::: Supplied entries :::

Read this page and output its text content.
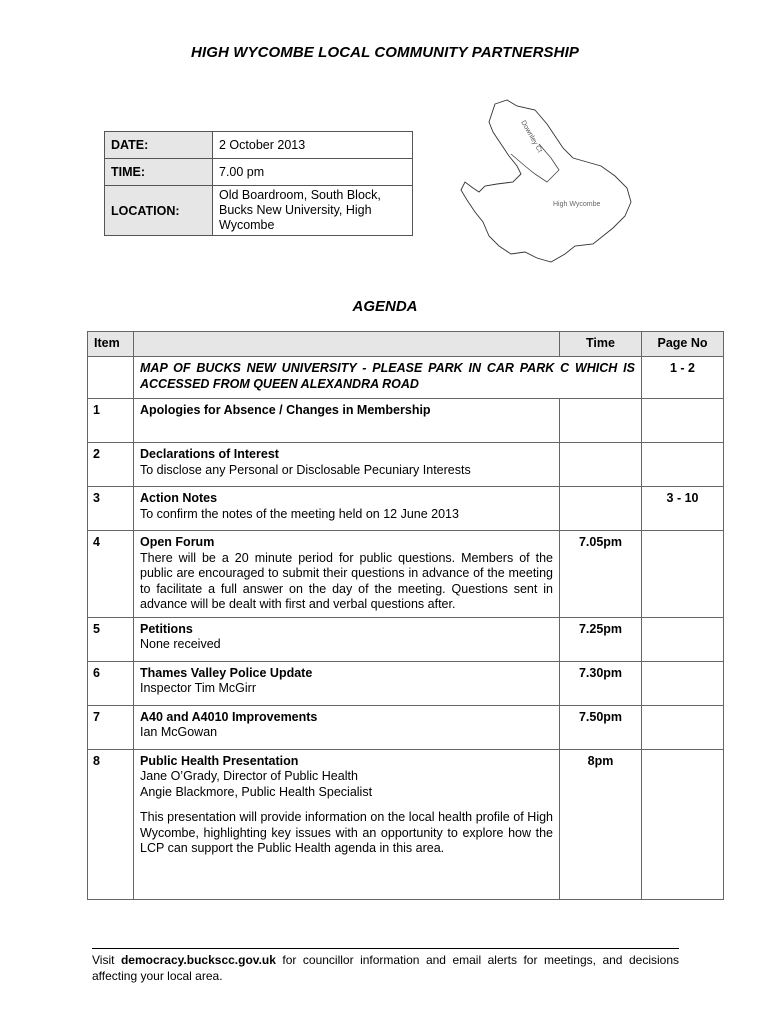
HIGH WYCOMBE LOCAL COMMUNITY PARTNERSHIP
DATE:	2 October 2013
TIME:	7.00 pm
LOCATION:	Old Boardroom, South Block, Bucks New University, High Wycombe
Downley Ct
High Wycombe
AGENDA
Item		Time	Page No
	MAP OF BUCKS NEW UNIVERSITY - PLEASE PARK IN CAR PARK C WHICH IS ACCESSED FROM QUEEN ALEXANDRA ROAD		1 - 2
1	Apologies for Absence / Changes in Membership		

2	Declarations of Interest
To disclose any Personal or Disclosable Pecuniary Interests		

3	Action Notes
To confirm the notes of the meeting held on 12 June 2013		3 - 10
4	Open Forum
There will be a 20 minute period for public questions. Members of the public are encouraged to submit their questions in advance of the meeting to facilitate a full answer on the day of the meeting. Questions sent in advance will be dealt with first and verbal questions after.	7.05pm	
5	Petitions
None received	7.25pm	
6	Thames Valley Police Update
Inspector Tim McGirr	7.30pm	
7	A40 and A4010 Improvements
Ian McGowan	7.50pm	
8	Public Health Presentation
Jane O’Grady, Director of Public Health
Angie Blackmore, Public Health Specialist
This presentation will provide information on the local health profile of High Wycombe, highlighting key issues with an opportunity to explore how the LCP can support the Public Health agenda in this area.	8pm	
Visit democracy.buckscc.gov.uk for councillor information and email alerts for meetings, and decisions affecting your local area.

:::

◆ What you should do ◆
Leave out the pictures and copy the rest of the material above exactly.

◆ Task solution ◆
Read this page and output its text content.
HIGH WYCOMBE LOCAL COMMUNITY PARTNERSHIP
DATE:	2 October 2013
TIME:	7.00 pm
LOCATION:	Old Boardroom, South Block, Bucks New University, High Wycombe
Downley Ct
High Wycombe
AGENDA
Item		Time	Page No
	MAP OF BUCKS NEW UNIVERSITY - PLEASE PARK IN CAR PARK C WHICH IS ACCESSED FROM QUEEN ALEXANDRA ROAD		1 - 2
1	Apologies for Absence / Changes in Membership		

2	Declarations of Interest
To disclose any Personal or Disclosable Pecuniary Interests		

3	Action Notes
To confirm the notes of the meeting held on 12 June 2013		3 - 10
4	Open Forum
There will be a 20 minute period for public questions. Members of the public are encouraged to submit their questions in advance of the meeting to facilitate a full answer on the day of the meeting. Questions sent in advance will be dealt with first and verbal questions after.	7.05pm	
5	Petitions
None received	7.25pm	
6	Thames Valley Police Update
Inspector Tim McGirr	7.30pm	
7	A40 and A4010 Improvements
Ian McGowan	7.50pm	
8	Public Health Presentation
Jane O’Grady, Director of Public Health
Angie Blackmore, Public Health Specialist
This presentation will provide information on the local health profile of High Wycombe, highlighting key issues with an opportunity to explore how the LCP can support the Public Health agenda in this area.	8pm	
Visit democracy.buckscc.gov.uk for councillor information and email alerts for meetings, and decisions affecting your local area.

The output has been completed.